▸ EXERCISE DATA:
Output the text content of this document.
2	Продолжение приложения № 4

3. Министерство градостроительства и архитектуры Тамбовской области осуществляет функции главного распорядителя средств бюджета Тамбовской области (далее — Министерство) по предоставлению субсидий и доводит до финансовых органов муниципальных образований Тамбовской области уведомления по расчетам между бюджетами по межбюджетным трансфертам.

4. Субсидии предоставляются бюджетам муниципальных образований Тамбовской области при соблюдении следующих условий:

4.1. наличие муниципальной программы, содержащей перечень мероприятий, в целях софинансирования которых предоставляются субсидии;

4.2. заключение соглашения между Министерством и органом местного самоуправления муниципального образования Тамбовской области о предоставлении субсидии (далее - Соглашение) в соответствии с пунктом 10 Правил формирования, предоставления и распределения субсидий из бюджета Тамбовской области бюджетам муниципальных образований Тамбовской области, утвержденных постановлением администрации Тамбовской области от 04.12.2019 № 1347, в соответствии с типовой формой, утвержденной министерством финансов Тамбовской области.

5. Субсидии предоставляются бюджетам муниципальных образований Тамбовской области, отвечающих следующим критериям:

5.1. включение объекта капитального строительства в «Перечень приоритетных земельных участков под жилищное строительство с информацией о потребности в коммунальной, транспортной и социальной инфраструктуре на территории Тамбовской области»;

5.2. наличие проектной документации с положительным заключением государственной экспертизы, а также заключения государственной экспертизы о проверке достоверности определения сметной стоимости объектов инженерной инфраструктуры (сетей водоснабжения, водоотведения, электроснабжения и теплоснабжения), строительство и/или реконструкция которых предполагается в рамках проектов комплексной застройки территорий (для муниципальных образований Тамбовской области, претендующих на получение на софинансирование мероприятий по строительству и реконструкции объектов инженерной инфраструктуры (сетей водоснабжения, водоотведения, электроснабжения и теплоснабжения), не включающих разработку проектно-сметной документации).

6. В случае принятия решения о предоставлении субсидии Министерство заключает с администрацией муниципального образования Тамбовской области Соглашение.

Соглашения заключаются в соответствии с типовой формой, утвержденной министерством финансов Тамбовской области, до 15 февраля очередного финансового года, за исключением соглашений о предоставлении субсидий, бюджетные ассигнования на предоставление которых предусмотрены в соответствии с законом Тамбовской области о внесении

▸ AIM:
Pull every line containing the word "которых" out of the entries above.

▸ PROBLEM SOLUTION:
4.1. наличие муниципальной программы, содержащей перечень мероприятий, в целях софинансирования которых предоставляются субсидии;
5.2. наличие проектной документации с положительным заключением государственной экспертизы, а также заключения государственной экспертизы о проверке достоверности определения сметной стоимости объектов инженерной инфраструктуры (сетей водоснабжения, водоотведения, электроснабжения и теплоснабжения), строительство и/или реконструкция которых предполагается в рамках проектов комплексной застройки территорий (для муниципальных образований Тамбовской области, претендующих на получение на софинансирование мероприятий по строительству и реконструкции объектов инженерной инфраструктуры (сетей водоснабжения, водоотведения, электроснабжения и теплоснабжения), не включающих разработку проектно-сметной документации).
Соглашения заключаются в соответствии с типовой формой, утвержденной министерством финансов Тамбовской области, до 15 февраля очередного финансового года, за исключением соглашений о предоставлении субсидий, бюджетные ассигнования на предоставление которых предусмотрены в соответствии с законом Тамбовской области о внесении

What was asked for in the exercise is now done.